■ Records contained in a dataset
━━━━
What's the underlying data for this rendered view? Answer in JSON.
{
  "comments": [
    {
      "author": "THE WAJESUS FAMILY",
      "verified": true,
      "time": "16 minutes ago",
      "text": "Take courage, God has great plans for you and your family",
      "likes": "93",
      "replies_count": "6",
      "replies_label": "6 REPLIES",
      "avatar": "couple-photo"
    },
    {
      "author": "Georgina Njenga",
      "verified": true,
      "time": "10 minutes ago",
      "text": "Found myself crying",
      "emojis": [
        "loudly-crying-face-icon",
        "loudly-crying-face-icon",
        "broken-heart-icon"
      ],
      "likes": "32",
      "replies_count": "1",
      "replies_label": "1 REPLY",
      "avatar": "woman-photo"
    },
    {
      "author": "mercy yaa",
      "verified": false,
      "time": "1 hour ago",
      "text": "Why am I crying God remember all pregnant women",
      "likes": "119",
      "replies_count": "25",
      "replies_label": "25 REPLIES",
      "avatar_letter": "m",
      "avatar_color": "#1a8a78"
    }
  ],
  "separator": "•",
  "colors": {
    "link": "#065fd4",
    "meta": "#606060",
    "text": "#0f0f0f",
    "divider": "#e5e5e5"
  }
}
━━━━
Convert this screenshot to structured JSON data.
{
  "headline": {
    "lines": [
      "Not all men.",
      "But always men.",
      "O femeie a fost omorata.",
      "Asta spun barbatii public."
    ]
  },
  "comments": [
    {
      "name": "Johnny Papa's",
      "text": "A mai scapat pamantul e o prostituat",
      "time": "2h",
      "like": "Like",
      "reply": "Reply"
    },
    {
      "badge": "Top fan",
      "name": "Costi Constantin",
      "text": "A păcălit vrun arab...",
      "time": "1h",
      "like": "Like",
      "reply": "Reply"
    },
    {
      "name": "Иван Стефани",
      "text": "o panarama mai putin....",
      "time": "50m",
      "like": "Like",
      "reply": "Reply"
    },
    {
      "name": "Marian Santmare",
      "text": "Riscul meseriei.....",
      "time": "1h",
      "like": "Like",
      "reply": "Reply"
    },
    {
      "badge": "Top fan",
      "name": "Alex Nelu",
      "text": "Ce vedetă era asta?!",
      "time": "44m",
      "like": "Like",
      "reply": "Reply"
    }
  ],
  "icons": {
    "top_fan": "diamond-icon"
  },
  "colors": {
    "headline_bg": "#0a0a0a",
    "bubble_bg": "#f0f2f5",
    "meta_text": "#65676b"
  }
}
━━━━
■ STATED TASK
Gather each line from the listing above that holds "photo".

■ OUTPUT OF THE TASK
      "avatar": "couple-photo"
      "avatar": "woman-photo"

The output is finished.